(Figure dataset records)
# # # #

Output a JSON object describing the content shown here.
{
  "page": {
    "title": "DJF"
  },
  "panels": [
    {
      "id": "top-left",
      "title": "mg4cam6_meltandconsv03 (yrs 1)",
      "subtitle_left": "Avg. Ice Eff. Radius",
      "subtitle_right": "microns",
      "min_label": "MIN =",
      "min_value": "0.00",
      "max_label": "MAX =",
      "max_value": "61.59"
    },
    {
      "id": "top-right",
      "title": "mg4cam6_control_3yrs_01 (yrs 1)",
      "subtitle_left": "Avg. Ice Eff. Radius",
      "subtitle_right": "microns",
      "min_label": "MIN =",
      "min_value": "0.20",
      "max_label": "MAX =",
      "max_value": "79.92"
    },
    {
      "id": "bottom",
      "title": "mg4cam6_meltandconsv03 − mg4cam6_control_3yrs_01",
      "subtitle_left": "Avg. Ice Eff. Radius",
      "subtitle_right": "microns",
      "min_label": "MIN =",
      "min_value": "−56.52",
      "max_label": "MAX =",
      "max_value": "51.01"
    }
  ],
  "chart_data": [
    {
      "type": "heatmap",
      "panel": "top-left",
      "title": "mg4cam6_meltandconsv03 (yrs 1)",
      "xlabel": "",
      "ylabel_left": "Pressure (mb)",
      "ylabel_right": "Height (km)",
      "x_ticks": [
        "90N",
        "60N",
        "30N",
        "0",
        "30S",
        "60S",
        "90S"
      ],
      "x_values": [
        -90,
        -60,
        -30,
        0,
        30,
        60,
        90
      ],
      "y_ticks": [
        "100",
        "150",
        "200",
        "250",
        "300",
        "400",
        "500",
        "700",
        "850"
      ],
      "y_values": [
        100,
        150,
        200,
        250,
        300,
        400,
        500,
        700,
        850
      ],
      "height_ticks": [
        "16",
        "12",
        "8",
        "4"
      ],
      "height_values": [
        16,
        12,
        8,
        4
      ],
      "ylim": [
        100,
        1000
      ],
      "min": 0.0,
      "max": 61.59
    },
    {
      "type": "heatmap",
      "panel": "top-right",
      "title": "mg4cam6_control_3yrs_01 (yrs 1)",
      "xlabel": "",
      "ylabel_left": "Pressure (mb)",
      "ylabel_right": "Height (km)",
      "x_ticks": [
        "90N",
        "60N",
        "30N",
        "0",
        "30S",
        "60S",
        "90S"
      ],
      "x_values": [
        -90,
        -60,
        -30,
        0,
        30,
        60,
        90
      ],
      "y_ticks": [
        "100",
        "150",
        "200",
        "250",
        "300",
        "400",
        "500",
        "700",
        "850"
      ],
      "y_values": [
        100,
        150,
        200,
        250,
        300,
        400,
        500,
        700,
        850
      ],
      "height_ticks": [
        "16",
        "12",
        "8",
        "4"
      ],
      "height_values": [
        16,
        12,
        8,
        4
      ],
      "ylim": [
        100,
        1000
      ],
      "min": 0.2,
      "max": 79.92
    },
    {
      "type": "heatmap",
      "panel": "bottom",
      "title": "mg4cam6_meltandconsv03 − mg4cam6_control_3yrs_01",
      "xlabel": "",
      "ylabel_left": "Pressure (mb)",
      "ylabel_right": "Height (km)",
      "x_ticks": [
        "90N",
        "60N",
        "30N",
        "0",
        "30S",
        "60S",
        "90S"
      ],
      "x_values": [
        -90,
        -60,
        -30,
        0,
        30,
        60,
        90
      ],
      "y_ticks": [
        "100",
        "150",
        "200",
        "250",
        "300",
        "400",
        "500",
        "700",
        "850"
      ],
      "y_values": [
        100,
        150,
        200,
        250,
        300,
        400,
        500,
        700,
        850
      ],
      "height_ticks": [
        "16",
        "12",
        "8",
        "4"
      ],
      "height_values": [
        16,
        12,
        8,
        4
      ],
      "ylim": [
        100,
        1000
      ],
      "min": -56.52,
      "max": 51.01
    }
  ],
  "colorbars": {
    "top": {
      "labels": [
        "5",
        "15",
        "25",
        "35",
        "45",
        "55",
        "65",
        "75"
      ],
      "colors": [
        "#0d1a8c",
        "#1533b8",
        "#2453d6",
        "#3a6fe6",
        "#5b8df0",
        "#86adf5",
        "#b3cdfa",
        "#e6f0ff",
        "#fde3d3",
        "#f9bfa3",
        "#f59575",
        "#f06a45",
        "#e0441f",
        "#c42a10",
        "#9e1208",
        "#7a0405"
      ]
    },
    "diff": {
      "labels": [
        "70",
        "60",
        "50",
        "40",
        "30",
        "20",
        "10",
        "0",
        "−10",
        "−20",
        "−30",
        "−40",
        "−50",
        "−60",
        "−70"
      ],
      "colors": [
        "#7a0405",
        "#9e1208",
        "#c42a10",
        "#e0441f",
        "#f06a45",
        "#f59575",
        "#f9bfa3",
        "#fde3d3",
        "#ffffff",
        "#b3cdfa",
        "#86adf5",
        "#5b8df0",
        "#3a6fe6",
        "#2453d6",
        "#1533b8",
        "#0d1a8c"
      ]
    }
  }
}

# # # #

> [GIVEN REQUEST]: Reproduce the full listing exactly.

> [THE SOLUTION]:
Output a JSON object describing the content shown here.
{
  "page": {
    "title": "DJF"
  },
  "panels": [
    {
      "id": "top-left",
      "title": "mg4cam6_meltandconsv03 (yrs 1)",
      "subtitle_left": "Avg. Ice Eff. Radius",
      "subtitle_right": "microns",
      "min_label": "MIN =",
      "min_value": "0.00",
      "max_label": "MAX =",
      "max_value": "61.59"
    },
    {
      "id": "top-right",
      "title": "mg4cam6_control_3yrs_01 (yrs 1)",
      "subtitle_left": "Avg. Ice Eff. Radius",
      "subtitle_right": "microns",
      "min_label": "MIN =",
      "min_value": "0.20",
      "max_label": "MAX =",
      "max_value": "79.92"
    },
    {
      "id": "bottom",
      "title": "mg4cam6_meltandconsv03 − mg4cam6_control_3yrs_01",
      "subtitle_left": "Avg. Ice Eff. Radius",
      "subtitle_right": "microns",
      "min_label": "MIN =",
      "min_value": "−56.52",
      "max_label": "MAX =",
      "max_value": "51.01"
    }
  ],
  "chart_data": [
    {
      "type": "heatmap",
      "panel": "top-left",
      "title": "mg4cam6_meltandconsv03 (yrs 1)",
      "xlabel": "",
      "ylabel_left": "Pressure (mb)",
      "ylabel_right": "Height (km)",
      "x_ticks": [
        "90N",
        "60N",
        "30N",
        "0",
        "30S",
        "60S",
        "90S"
      ],
      "x_values": [
        -90,
        -60,
        -30,
        0,
        30,
        60,
        90
      ],
      "y_ticks": [
        "100",
        "150",
        "200",
        "250",
        "300",
        "400",
        "500",
        "700",
        "850"
      ],
      "y_values": [
        100,
        150,
        200,
        250,
        300,
        400,
        500,
        700,
        850
      ],
      "height_ticks": [
        "16",
        "12",
        "8",
        "4"
      ],
      "height_values": [
        16,
        12,
        8,
        4
      ],
      "ylim": [
        100,
        1000
      ],
      "min": 0.0,
      "max": 61.59
    },
    {
      "type": "heatmap",
      "panel": "top-right",
      "title": "mg4cam6_control_3yrs_01 (yrs 1)",
      "xlabel": "",
      "ylabel_left": "Pressure (mb)",
      "ylabel_right": "Height (km)",
      "x_ticks": [
        "90N",
        "60N",
        "30N",
        "0",
        "30S",
        "60S",
        "90S"
      ],
      "x_values": [
        -90,
        -60,
        -30,
        0,
        30,
        60,
        90
      ],
      "y_ticks": [
        "100",
        "150",
        "200",
        "250",
        "300",
        "400",
        "500",
        "700",
        "850"
      ],
      "y_values": [
        100,
        150,
        200,
        250,
        300,
        400,
        500,
        700,
        850
      ],
      "height_ticks": [
        "16",
        "12",
        "8",
        "4"
      ],
      "height_values": [
        16,
        12,
        8,
        4
      ],
      "ylim": [
        100,
        1000
      ],
      "min": 0.2,
      "max": 79.92
    },
    {
      "type": "heatmap",
      "panel": "bottom",
      "title": "mg4cam6_meltandconsv03 − mg4cam6_control_3yrs_01",
      "xlabel": "",
      "ylabel_left": "Pressure (mb)",
      "ylabel_right": "Height (km)",
      "x_ticks": [
        "90N",
        "60N",
        "30N",
        "0",
        "30S",
        "60S",
        "90S"
      ],
      "x_values": [
        -90,
        -60,
        -30,
        0,
        30,
        60,
        90
      ],
      "y_ticks": [
        "100",
        "150",
        "200",
        "250",
        "300",
        "400",
        "500",
        "700",
        "850"
      ],
      "y_values": [
        100,
        150,
        200,
        250,
        300,
        400,
        500,
        700,
        850
      ],
      "height_ticks": [
        "16",
        "12",
        "8",
        "4"
      ],
      "height_values": [
        16,
        12,
        8,
        4
      ],
      "ylim": [
        100,
        1000
      ],
      "min": -56.52,
      "max": 51.01
    }
  ],
  "colorbars": {
    "top": {
      "labels": [
        "5",
        "15",
        "25",
        "35",
        "45",
        "55",
        "65",
        "75"
      ],
      "colors": [
        "#0d1a8c",
        "#1533b8",
        "#2453d6",
        "#3a6fe6",
        "#5b8df0",
        "#86adf5",
        "#b3cdfa",
        "#e6f0ff",
        "#fde3d3",
        "#f9bfa3",
        "#f59575",
        "#f06a45",
        "#e0441f",
        "#c42a10",
        "#9e1208",
        "#7a0405"
      ]
    },
    "diff": {
      "labels": [
        "70",
        "60",
        "50",
        "40",
        "30",
        "20",
        "10",
        "0",
        "−10",
        "−20",
        "−30",
        "−40",
        "−50",
        "−60",
        "−70"
      ],
      "colors": [
        "#7a0405",
        "#9e1208",
        "#c42a10",
        "#e0441f",
        "#f06a45",
        "#f59575",
        "#f9bfa3",
        "#fde3d3",
        "#ffffff",
        "#b3cdfa",
        "#86adf5",
        "#5b8df0",
        "#3a6fe6",
        "#2453d6",
        "#1533b8",
        "#0d1a8c"
      ]
    }
  }
}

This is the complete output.